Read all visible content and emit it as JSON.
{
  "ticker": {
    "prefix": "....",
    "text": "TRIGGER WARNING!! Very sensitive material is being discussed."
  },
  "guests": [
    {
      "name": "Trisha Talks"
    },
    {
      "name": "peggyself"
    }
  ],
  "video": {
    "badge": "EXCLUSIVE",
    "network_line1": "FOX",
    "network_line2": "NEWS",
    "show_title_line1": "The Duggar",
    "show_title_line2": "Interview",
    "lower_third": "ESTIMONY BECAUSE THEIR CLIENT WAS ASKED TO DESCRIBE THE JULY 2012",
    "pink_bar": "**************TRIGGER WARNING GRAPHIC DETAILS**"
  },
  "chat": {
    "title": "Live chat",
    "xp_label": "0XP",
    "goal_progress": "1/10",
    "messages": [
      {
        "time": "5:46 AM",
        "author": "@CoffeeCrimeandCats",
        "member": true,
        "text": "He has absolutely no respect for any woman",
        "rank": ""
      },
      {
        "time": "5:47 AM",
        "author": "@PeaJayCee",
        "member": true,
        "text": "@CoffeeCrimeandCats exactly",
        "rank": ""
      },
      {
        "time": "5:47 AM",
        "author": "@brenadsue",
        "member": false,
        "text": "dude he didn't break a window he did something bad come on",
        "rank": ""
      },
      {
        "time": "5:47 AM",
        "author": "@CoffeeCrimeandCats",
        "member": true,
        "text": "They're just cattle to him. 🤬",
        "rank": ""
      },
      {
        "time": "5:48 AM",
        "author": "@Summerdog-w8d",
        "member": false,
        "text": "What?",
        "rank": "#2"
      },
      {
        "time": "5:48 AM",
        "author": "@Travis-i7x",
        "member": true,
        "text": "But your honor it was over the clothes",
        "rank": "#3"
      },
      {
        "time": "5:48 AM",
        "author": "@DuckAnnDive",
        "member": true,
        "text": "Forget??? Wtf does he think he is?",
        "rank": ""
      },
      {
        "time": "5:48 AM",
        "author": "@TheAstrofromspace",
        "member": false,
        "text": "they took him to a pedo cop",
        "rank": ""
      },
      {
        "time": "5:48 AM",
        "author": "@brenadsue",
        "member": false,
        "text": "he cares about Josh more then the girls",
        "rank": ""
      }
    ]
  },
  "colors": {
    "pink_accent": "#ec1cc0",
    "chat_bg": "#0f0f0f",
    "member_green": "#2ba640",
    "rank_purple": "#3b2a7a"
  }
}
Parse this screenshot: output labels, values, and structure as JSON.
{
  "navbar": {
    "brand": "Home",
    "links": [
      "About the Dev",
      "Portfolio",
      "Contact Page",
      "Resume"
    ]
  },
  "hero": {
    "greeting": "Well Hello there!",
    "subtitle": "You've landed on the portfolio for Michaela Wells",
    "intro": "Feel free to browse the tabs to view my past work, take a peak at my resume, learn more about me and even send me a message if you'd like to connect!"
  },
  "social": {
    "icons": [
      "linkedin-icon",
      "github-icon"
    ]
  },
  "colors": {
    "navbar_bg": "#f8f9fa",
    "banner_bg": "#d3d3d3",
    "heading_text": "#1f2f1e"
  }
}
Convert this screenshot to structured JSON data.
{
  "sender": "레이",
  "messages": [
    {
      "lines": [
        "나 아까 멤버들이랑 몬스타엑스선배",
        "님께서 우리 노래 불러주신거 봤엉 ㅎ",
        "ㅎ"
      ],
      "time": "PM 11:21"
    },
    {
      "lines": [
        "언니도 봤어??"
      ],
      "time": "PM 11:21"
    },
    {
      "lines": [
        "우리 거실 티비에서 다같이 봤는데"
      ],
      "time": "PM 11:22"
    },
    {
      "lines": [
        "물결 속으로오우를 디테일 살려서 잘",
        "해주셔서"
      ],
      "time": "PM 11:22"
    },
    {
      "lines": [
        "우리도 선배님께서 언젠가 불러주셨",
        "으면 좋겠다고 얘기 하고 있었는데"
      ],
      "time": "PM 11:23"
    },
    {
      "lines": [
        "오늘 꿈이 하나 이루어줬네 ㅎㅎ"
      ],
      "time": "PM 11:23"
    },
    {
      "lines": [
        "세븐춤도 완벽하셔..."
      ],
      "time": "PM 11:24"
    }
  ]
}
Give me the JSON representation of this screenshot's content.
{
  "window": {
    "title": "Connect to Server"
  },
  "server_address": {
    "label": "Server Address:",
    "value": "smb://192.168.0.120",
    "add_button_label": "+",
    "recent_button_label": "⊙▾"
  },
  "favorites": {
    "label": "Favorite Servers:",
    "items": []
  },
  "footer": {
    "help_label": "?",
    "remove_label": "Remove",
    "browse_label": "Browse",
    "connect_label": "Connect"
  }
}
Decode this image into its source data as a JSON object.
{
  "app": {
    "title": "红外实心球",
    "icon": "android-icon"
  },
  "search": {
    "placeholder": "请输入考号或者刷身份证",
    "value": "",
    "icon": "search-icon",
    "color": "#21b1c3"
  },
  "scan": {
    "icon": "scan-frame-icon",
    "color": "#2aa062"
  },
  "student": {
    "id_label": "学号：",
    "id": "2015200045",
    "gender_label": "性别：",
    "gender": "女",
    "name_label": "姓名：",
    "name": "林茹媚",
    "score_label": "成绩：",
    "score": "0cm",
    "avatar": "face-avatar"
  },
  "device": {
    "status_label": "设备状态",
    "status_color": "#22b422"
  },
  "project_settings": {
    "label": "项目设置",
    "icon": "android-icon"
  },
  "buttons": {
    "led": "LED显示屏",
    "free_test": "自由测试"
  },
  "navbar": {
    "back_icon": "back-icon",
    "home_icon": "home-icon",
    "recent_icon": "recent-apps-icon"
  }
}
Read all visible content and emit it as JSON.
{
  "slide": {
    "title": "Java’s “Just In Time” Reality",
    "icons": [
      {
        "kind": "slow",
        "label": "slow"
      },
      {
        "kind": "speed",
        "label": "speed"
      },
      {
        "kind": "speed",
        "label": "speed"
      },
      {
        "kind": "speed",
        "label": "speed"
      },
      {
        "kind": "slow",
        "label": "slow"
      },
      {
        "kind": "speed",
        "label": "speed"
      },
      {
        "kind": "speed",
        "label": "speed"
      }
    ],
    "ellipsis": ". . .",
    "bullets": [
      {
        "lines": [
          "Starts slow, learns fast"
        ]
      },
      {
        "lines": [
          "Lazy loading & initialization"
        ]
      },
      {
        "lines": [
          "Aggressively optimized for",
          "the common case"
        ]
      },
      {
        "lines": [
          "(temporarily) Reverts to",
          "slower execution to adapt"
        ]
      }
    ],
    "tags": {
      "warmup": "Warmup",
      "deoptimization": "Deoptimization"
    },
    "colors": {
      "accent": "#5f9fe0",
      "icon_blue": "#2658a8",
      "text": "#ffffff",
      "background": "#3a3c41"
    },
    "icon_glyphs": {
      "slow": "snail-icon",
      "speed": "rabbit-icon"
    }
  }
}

DIRECTIONS FOR THIS TASK: Return the whole listing exactly, with every line included.

ANSWER IN FULL:
Read all visible content and emit it as JSON.
{
  "ticker": {
    "prefix": "....",
    "text": "TRIGGER WARNING!! Very sensitive material is being discussed."
  },
  "guests": [
    {
      "name": "Trisha Talks"
    },
    {
      "name": "peggyself"
    }
  ],
  "video": {
    "badge": "EXCLUSIVE",
    "network_line1": "FOX",
    "network_line2": "NEWS",
    "show_title_line1": "The Duggar",
    "show_title_line2": "Interview",
    "lower_third": "ESTIMONY BECAUSE THEIR CLIENT WAS ASKED TO DESCRIBE THE JULY 2012",
    "pink_bar": "**************TRIGGER WARNING GRAPHIC DETAILS**"
  },
  "chat": {
    "title": "Live chat",
    "xp_label": "0XP",
    "goal_progress": "1/10",
    "messages": [
      {
        "time": "5:46 AM",
        "author": "@CoffeeCrimeandCats",
        "member": true,
        "text": "He has absolutely no respect for any woman",
        "rank": ""
      },
      {
        "time": "5:47 AM",
        "author": "@PeaJayCee",
        "member": true,
        "text": "@CoffeeCrimeandCats exactly",
        "rank": ""
      },
      {
        "time": "5:47 AM",
        "author": "@brenadsue",
        "member": false,
        "text": "dude he didn't break a window he did something bad come on",
        "rank": ""
      },
      {
        "time": "5:47 AM",
        "author": "@CoffeeCrimeandCats",
        "member": true,
        "text": "They're just cattle to him. 🤬",
        "rank": ""
      },
      {
        "time": "5:48 AM",
        "author": "@Summerdog-w8d",
        "member": false,
        "text": "What?",
        "rank": "#2"
      },
      {
        "time": "5:48 AM",
        "author": "@Travis-i7x",
        "member": true,
        "text": "But your honor it was over the clothes",
        "rank": "#3"
      },
      {
        "time": "5:48 AM",
        "author": "@DuckAnnDive",
        "member": true,
        "text": "Forget??? Wtf does he think he is?",
        "rank": ""
      },
      {
        "time": "5:48 AM",
        "author": "@TheAstrofromspace",
        "member": false,
        "text": "they took him to a pedo cop",
        "rank": ""
      },
      {
        "time": "5:48 AM",
        "author": "@brenadsue",
        "member": false,
        "text": "he cares about Josh more then the girls",
        "rank": ""
      }
    ]
  },
  "colors": {
    "pink_accent": "#ec1cc0",
    "chat_bg": "#0f0f0f",
    "member_green": "#2ba640",
    "rank_purple": "#3b2a7a"
  }
}
Parse this screenshot: output labels, values, and structure as JSON.
{
  "navbar": {
    "brand": "Home",
    "links": [
      "About the Dev",
      "Portfolio",
      "Contact Page",
      "Resume"
    ]
  },
  "hero": {
    "greeting": "Well Hello there!",
    "subtitle": "You've landed on the portfolio for Michaela Wells",
    "intro": "Feel free to browse the tabs to view my past work, take a peak at my resume, learn more about me and even send me a message if you'd like to connect!"
  },
  "social": {
    "icons": [
      "linkedin-icon",
      "github-icon"
    ]
  },
  "colors": {
    "navbar_bg": "#f8f9fa",
    "banner_bg": "#d3d3d3",
    "heading_text": "#1f2f1e"
  }
}
Convert this screenshot to structured JSON data.
{
  "sender": "레이",
  "messages": [
    {
      "lines": [
        "나 아까 멤버들이랑 몬스타엑스선배",
        "님께서 우리 노래 불러주신거 봤엉 ㅎ",
        "ㅎ"
      ],
      "time": "PM 11:21"
    },
    {
      "lines": [
        "언니도 봤어??"
      ],
      "time": "PM 11:21"
    },
    {
      "lines": [
        "우리 거실 티비에서 다같이 봤는데"
      ],
      "time": "PM 11:22"
    },
    {
      "lines": [
        "물결 속으로오우를 디테일 살려서 잘",
        "해주셔서"
      ],
      "time": "PM 11:22"
    },
    {
      "lines": [
        "우리도 선배님께서 언젠가 불러주셨",
        "으면 좋겠다고 얘기 하고 있었는데"
      ],
      "time": "PM 11:23"
    },
    {
      "lines": [
        "오늘 꿈이 하나 이루어줬네 ㅎㅎ"
      ],
      "time": "PM 11:23"
    },
    {
      "lines": [
        "세븐춤도 완벽하셔..."
      ],
      "time": "PM 11:24"
    }
  ]
}
Give me the JSON representation of this screenshot's content.
{
  "window": {
    "title": "Connect to Server"
  },
  "server_address": {
    "label": "Server Address:",
    "value": "smb://192.168.0.120",
    "add_button_label": "+",
    "recent_button_label": "⊙▾"
  },
  "favorites": {
    "label": "Favorite Servers:",
    "items": []
  },
  "footer": {
    "help_label": "?",
    "remove_label": "Remove",
    "browse_label": "Browse",
    "connect_label": "Connect"
  }
}
Decode this image into its source data as a JSON object.
{
  "app": {
    "title": "红外实心球",
    "icon": "android-icon"
  },
  "search": {
    "placeholder": "请输入考号或者刷身份证",
    "value": "",
    "icon": "search-icon",
    "color": "#21b1c3"
  },
  "scan": {
    "icon": "scan-frame-icon",
    "color": "#2aa062"
  },
  "student": {
    "id_label": "学号：",
    "id": "2015200045",
    "gender_label": "性别：",
    "gender": "女",
    "name_label": "姓名：",
    "name": "林茹媚",
    "score_label": "成绩：",
    "score": "0cm",
    "avatar": "face-avatar"
  },
  "device": {
    "status_label": "设备状态",
    "status_color": "#22b422"
  },
  "project_settings": {
    "label": "项目设置",
    "icon": "android-icon"
  },
  "buttons": {
    "led": "LED显示屏",
    "free_test": "自由测试"
  },
  "navbar": {
    "back_icon": "back-icon",
    "home_icon": "home-icon",
    "recent_icon": "recent-apps-icon"
  }
}
Read all visible content and emit it as JSON.
{
  "slide": {
    "title": "Java’s “Just In Time” Reality",
    "icons": [
      {
        "kind": "slow",
        "label": "slow"
      },
      {
        "kind": "speed",
        "label": "speed"
      },
      {
        "kind": "speed",
        "label": "speed"
      },
      {
        "kind": "speed",
        "label": "speed"
      },
      {
        "kind": "slow",
        "label": "slow"
      },
      {
        "kind": "speed",
        "label": "speed"
      },
      {
        "kind": "speed",
        "label": "speed"
      }
    ],
    "ellipsis": ". . .",
    "bullets": [
      {
        "lines": [
          "Starts slow, learns fast"
        ]
      },
      {
        "lines": [
          "Lazy loading & initialization"
        ]
      },
      {
        "lines": [
          "Aggressively optimized for",
          "the common case"
        ]
      },
      {
        "lines": [
          "(temporarily) Reverts to",
          "slower execution to adapt"
        ]
      }
    ],
    "tags": {
      "warmup": "Warmup",
      "deoptimization": "Deoptimization"
    },
    "colors": {
      "accent": "#5f9fe0",
      "icon_blue": "#2658a8",
      "text": "#ffffff",
      "background": "#3a3c41"
    },
    "icon_glyphs": {
      "slow": "snail-icon",
      "speed": "rabbit-icon"
    }
  }
}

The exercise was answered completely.